Document text:
======

High-Risk AI Testing & Evaluation Tools: EU Compliance 2026 Guide
Post #3 in the sota.io EU AI Act Omnibus 2026 Series
Your AI hiring system just rejected 40% of applicants from a specific postal code. Your medical diagnostic model has a 12% higher error rate for patients over 65. Your credit scoring algorithm is being audited by the German Federal Financial Supervisory Authority (BaFin). These are not theoretical scenarios — they are the compliance failures that the EU AI Act's high-risk provisions are designed to prevent.
Under the EU AI Act, Annex III covers fourteen categories of high-risk AI systems: from biometric identification to critical infrastructure, employment, education, credit scoring, law enforcement, and border management. If your system falls into any of these categories, Article 9 (Risk Management System), Article 10 (Data Governance), and Article 15 (Accuracy, Robustness, Cybersecurity) impose mandatory testing and evaluation obligations that went into effect for most Annex III applications on 2 August 2025.
The EU AI Act Omnibus 2026 — currently in final trilogue and expected to pass July 2026 — extends these obligations to a broader set of operators, raises the SME exemption threshold to 750 employees (down from 250), and adds new GPAI testing requirements. If you thought your 300-person company was exempt, think again.
This guide evaluates the leading AI testing and evaluation tools against the specific requirements of EU AI Act Articles 9, 10, and 15, and identifies which tools give you defensible documentation for notified body conformity assessment.
What the EU AI Act Actually Requires
Article 9: Risk Management System
Art.9 is the most operationally demanding provision. It requires a continuous risk management system throughout the entire lifecycle of a high-risk AI system — not a one-time certification but an ongoing process. The system must:
- Identify and analyse known and foreseeable risks
- Evaluate risks arising from the intended use and foreseeable misuse
- Identify residual risks after risk mitigation measures
- Adopt appropriate risk management measures
Critically, Art.9(2) requires testing that produces "adequate" performance metrics across the relevant population groups. This means your testing infrastructure must demonstrate that performance is consistent across demographic groups — age, gender, ethnicity, disability status — and that the system does not disproportionately harm any group.

======

Stored data:
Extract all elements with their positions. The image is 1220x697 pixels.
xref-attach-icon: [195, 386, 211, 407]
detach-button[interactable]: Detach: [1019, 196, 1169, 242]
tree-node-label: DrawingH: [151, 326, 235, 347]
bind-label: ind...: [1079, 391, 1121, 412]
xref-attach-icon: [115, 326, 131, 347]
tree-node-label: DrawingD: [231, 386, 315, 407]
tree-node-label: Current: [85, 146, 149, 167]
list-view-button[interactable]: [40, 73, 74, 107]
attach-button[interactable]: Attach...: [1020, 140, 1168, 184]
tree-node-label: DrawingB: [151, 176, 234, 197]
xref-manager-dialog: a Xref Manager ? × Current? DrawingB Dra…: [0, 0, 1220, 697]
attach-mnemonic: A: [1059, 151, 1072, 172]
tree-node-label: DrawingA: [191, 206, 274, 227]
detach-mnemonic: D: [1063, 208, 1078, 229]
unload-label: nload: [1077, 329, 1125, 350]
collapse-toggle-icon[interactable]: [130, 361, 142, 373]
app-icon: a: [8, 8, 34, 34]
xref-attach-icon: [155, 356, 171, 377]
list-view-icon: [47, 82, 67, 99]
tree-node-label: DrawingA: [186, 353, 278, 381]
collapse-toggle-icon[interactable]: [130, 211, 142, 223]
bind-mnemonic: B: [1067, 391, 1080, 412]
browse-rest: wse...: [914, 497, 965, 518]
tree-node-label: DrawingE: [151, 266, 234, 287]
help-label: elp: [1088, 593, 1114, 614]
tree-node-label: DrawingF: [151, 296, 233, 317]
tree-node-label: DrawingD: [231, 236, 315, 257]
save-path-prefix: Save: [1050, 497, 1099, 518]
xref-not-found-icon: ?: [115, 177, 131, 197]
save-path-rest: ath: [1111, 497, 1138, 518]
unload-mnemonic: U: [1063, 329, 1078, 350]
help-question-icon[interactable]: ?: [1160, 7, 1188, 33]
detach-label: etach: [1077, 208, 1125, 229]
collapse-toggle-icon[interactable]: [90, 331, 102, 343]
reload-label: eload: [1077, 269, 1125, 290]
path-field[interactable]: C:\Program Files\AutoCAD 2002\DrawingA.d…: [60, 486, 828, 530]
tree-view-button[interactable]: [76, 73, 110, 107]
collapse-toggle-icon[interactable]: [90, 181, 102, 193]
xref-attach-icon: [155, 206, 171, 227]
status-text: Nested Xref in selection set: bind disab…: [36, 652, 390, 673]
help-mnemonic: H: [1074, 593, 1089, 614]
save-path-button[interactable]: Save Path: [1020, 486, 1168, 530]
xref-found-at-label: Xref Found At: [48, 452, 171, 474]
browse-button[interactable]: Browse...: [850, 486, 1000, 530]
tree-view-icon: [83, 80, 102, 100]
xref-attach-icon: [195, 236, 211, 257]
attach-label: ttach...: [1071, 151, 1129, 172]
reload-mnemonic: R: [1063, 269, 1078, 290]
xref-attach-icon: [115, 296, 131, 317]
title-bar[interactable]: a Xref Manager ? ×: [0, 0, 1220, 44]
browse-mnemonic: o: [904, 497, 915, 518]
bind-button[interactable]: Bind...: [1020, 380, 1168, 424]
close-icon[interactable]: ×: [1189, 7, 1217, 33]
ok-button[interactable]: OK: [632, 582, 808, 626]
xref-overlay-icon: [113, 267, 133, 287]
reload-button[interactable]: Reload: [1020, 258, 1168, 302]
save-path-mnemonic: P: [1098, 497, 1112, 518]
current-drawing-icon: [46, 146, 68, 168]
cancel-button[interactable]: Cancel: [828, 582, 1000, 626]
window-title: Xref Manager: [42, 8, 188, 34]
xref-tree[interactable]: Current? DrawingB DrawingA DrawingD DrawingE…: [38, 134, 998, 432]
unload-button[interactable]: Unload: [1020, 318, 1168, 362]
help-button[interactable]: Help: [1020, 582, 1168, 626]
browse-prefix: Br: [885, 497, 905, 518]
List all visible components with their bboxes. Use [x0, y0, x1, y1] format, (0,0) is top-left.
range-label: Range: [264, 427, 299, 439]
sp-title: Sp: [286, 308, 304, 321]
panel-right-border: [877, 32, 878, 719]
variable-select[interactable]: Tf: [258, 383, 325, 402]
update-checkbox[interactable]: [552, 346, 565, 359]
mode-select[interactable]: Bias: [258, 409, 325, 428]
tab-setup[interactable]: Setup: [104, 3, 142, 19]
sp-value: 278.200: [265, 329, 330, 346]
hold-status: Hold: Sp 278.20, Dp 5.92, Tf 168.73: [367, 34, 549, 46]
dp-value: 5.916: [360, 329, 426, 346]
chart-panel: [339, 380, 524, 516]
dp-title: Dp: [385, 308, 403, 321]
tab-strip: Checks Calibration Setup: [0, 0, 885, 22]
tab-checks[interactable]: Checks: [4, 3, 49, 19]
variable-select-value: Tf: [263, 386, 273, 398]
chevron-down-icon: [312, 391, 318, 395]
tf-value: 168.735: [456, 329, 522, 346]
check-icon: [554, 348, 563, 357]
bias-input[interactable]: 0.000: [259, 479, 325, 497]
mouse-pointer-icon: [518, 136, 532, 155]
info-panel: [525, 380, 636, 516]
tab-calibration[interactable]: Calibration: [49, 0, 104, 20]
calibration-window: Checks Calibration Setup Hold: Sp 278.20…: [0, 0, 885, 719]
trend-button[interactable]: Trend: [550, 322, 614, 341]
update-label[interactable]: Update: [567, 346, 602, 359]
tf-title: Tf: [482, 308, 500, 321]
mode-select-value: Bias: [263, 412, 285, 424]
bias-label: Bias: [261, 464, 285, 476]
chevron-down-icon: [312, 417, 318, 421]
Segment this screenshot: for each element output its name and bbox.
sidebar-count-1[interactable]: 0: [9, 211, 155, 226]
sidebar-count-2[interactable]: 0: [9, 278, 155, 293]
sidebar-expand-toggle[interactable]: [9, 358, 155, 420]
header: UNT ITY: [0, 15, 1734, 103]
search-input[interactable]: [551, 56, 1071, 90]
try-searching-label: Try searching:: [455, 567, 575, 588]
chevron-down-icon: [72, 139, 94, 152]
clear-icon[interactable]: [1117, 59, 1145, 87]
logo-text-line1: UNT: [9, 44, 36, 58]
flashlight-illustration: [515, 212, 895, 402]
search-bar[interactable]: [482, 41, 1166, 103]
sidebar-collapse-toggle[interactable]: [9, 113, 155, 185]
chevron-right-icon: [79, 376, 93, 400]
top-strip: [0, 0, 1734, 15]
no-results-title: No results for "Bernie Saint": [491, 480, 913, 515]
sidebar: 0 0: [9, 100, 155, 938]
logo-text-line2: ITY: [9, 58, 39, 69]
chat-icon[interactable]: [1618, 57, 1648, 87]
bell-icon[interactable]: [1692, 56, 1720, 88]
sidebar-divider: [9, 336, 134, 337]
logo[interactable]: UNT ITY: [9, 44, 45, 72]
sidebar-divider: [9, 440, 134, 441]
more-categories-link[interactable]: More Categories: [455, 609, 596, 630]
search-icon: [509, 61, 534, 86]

======

Tasks:
1) In the EU AI Act compliance guide, how many categories of high-risk AI systems does Annex III cover?
2) For each statement below, state whether it agrees with the EU AI Act compliance guide, and quote the words of the guide that decide it.
(a) Article 9 calls for a one-time certification of a high-risk AI system.
(b) The EU AI Act Omnibus 2026 is expected to pass in July 2026.
(c) The testing and evaluation obligations took effect for most Annex III applications on 2 August 2025.
3) Continue the EU AI Act compliance guide from its last sentence.

Set of answers:
1) Fourteen categories.

2)
(a) No: "not a one-time certification but an ongoing process."
(b) Yes: "expected to pass July 2026"
(c) Yes: "went into effect for most Annex III applications on 2 August 2025."

3)
What this means for tools: You need tools that can run structured bias audits, demographic parity tests, and adverse impact analyses — and produce documented evidence suitable for a notified body audit.
Article 10: Data Governance
Art.10 requires that training, validation, and test data sets meet specific quality standards:
- Relevant, representative, free of errors, complete
- Have regard to the characteristics of the intended purpose
- Account for geographic, behavioural, and functional settings
- Free from discriminatory effects
Art.10(5) permits testing with special category data (health, ethnicity, political views) "to the extent strictly necessary for the purpose of detecting and correcting bias." This is the narrow exception that enables demographic bias testing — but it requires data minimisation documentation.
What this means for tools: Your testing pipeline must track data lineage, document data quality metrics, and demonstrate that protected attributes are only used for bias detection, not model training.
Article 15: Accuracy, Robustness, Cybersecurity
Art.15 requires that high-risk AI systems "achieve an appropriate level of accuracy, robustness, and cybersecurity" and maintain those levels consistently. This includes:
- Stated accuracy metrics in the technical documentation
- Robustness against adversarial attacks (Art.15(3))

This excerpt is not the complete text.